Data to process
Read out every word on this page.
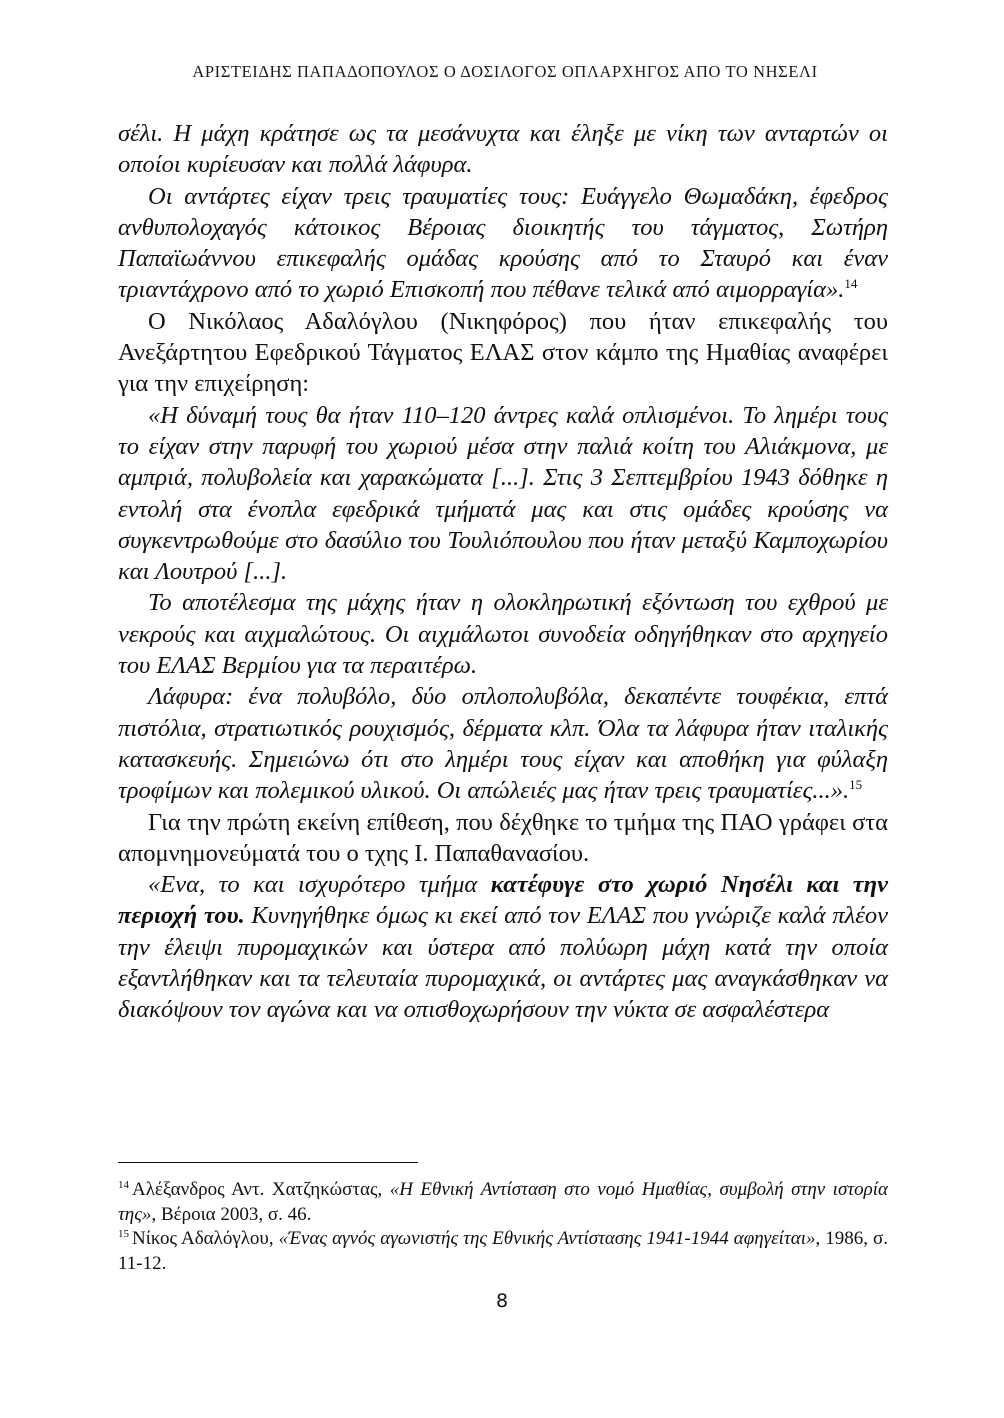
ΑΡΙΣΤΕΙΔΗΣ ΠΑΠΑΔΟΠΟΥΛΟΣ Ο ΔΟΣΙΛΟΓΟΣ ΟΠΛΑΡΧΗΓΟΣ ΑΠΟ ΤΟ ΝΗΣΕΛΙ

σέλι. Η μάχη κράτησε ως τα μεσάνυχτα και έληξε με νίκη των ανταρτών οι οποίοι κυρίευσαν και πολλά λάφυρα.

Οι αντάρτες είχαν τρεις τραυματίες τους: Ευάγγελο Θωμαδάκη, έφεδρος ανθυπολοχαγός κάτοικος Βέροιας διοικητής του τάγματος, Σωτήρη Παπαϊωάννου επικεφαλής ομάδας κρούσης από το Σταυρό και έναν τριαντάχρονο από το χωριό Επισκοπή που πέθανε τελικά από αιμορραγία».$^{14}$

Ο Νικόλαος Αδαλόγλου (Νικηφόρος) που ήταν επικεφαλής του Ανεξάρτητου Εφεδρικού Τάγματος ΕΛΑΣ στον κάμπο της Ημαθίας αναφέρει για την επιχείρηση:

«Η δύναμή τους θα ήταν 110–120 άντρες καλά οπλισμένοι. Το λημέρι τους το είχαν στην παρυφή του χωριού μέσα στην παλιά κοίτη του Αλιάκμονα, με αμπριά, πολυβολεία και χαρακώματα [...]. Στις 3 Σεπτεμβρίου 1943 δόθηκε η εντολή στα ένοπλα εφεδρικά τμήματά μας και στις ομάδες κρούσης να συγκεντρωθούμε στο δασύλιο του Τουλιόπουλου που ήταν μεταξύ Καμποχωρίου και Λουτρού [...].

Το αποτέλεσμα της μάχης ήταν η ολοκληρωτική εξόντωση του εχθρού με νεκρούς και αιχμαλώτους. Οι αιχμάλωτοι συνοδεία οδηγήθηκαν στο αρχηγείο του ΕΛΑΣ Βερμίου για τα περαιτέρω.

Λάφυρα: ένα πολυβόλο, δύο οπλοπολυβόλα, δεκαπέντε τουφέκια, επτά πιστόλια, στρατιωτικός ρουχισμός, δέρματα κλπ. Όλα τα λάφυρα ήταν ιταλικής κατασκευής. Σημειώνω ότι στο λημέρι τους είχαν και αποθήκη για φύλαξη τροφίμων και πολεμικού υλικού. Οι απώλειές μας ήταν τρεις τραυματίες...».$^{15}$

Για την πρώτη εκείνη επίθεση, που δέχθηκε το τμήμα της ΠΑΟ γράφει στα απομνημονεύματά του ο τχης Ι. Παπαθανασίου.

«Ενα, το και ισχυρότερο τμήμα κατέφυγε στο χωριό Νησέλι και την περιοχή του. Κυνηγήθηκε όμως κι εκεί από τον ΕΛΑΣ που γνώριζε καλά πλέον την έλειψι πυρομαχικών και ύστερα από πολύωρη μάχη κατά την οποία εξαντλήθηκαν και τα τελευταία πυρομαχικά, οι αντάρτες μας αναγκάσθηκαν να διακόψουν τον αγώνα και να οπισθοχωρήσουν την νύκτα σε ασφαλέστερα

$^{14}$ Αλέξανδρος Αντ. Χατζηκώστας, «Η Εθνική Αντίσταση στο νομό Ημαθίας, συμβολή στην ιστορία της», Βέροια 2003, σ. 46.

$^{15}$ Νίκος Αδαλόγλου, «Ένας αγνός αγωνιστής της Εθνικής Αντίστασης 1941-1944 αφηγείται», 1986, σ. 11-12.

8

Exercise objective
Repeat everything in the records precisely. Images are excluded from the copy.

Solution to this exercise
Read out every word on this page.
ΑΡΙΣΤΕΙΔΗΣ ΠΑΠΑΔΟΠΟΥΛΟΣ Ο ΔΟΣΙΛΟΓΟΣ ΟΠΛΑΡΧΗΓΟΣ ΑΠΟ ΤΟ ΝΗΣΕΛΙ

σέλι. Η μάχη κράτησε ως τα μεσάνυχτα και έληξε με νίκη των ανταρτών οι οποίοι κυρίευσαν και πολλά λάφυρα.

Οι αντάρτες είχαν τρεις τραυματίες τους: Ευάγγελο Θωμαδάκη, έφεδρος ανθυπολοχαγός κάτοικος Βέροιας διοικητής του τάγματος, Σωτήρη Παπαϊωάννου επικεφαλής ομάδας κρούσης από το Σταυρό και έναν τριαντάχρονο από το χωριό Επισκοπή που πέθανε τελικά από αιμορραγία».$^{14}$

Ο Νικόλαος Αδαλόγλου (Νικηφόρος) που ήταν επικεφαλής του Ανεξάρτητου Εφεδρικού Τάγματος ΕΛΑΣ στον κάμπο της Ημαθίας αναφέρει για την επιχείρηση:

«Η δύναμή τους θα ήταν 110–120 άντρες καλά οπλισμένοι. Το λημέρι τους το είχαν στην παρυφή του χωριού μέσα στην παλιά κοίτη του Αλιάκμονα, με αμπριά, πολυβολεία και χαρακώματα [...]. Στις 3 Σεπτεμβρίου 1943 δόθηκε η εντολή στα ένοπλα εφεδρικά τμήματά μας και στις ομάδες κρούσης να συγκεντρωθούμε στο δασύλιο του Τουλιόπουλου που ήταν μεταξύ Καμποχωρίου και Λουτρού [...].

Το αποτέλεσμα της μάχης ήταν η ολοκληρωτική εξόντωση του εχθρού με νεκρούς και αιχμαλώτους. Οι αιχμάλωτοι συνοδεία οδηγήθηκαν στο αρχηγείο του ΕΛΑΣ Βερμίου για τα περαιτέρω.

Λάφυρα: ένα πολυβόλο, δύο οπλοπολυβόλα, δεκαπέντε τουφέκια, επτά πιστόλια, στρατιωτικός ρουχισμός, δέρματα κλπ. Όλα τα λάφυρα ήταν ιταλικής κατασκευής. Σημειώνω ότι στο λημέρι τους είχαν και αποθήκη για φύλαξη τροφίμων και πολεμικού υλικού. Οι απώλειές μας ήταν τρεις τραυματίες...».$^{15}$

Για την πρώτη εκείνη επίθεση, που δέχθηκε το τμήμα της ΠΑΟ γράφει στα απομνημονεύματά του ο τχης Ι. Παπαθανασίου.

«Ενα, το και ισχυρότερο τμήμα κατέφυγε στο χωριό Νησέλι και την περιοχή του. Κυνηγήθηκε όμως κι εκεί από τον ΕΛΑΣ που γνώριζε καλά πλέον την έλειψι πυρομαχικών και ύστερα από πολύωρη μάχη κατά την οποία εξαντλήθηκαν και τα τελευταία πυρομαχικά, οι αντάρτες μας αναγκάσθηκαν να διακόψουν τον αγώνα και να οπισθοχωρήσουν την νύκτα σε ασφαλέστερα

$^{14}$ Αλέξανδρος Αντ. Χατζηκώστας, «Η Εθνική Αντίσταση στο νομό Ημαθίας, συμβολή στην ιστορία της», Βέροια 2003, σ. 46.

$^{15}$ Νίκος Αδαλόγλου, «Ένας αγνός αγωνιστής της Εθνικής Αντίστασης 1941-1944 αφηγείται», 1986, σ. 11-12.

8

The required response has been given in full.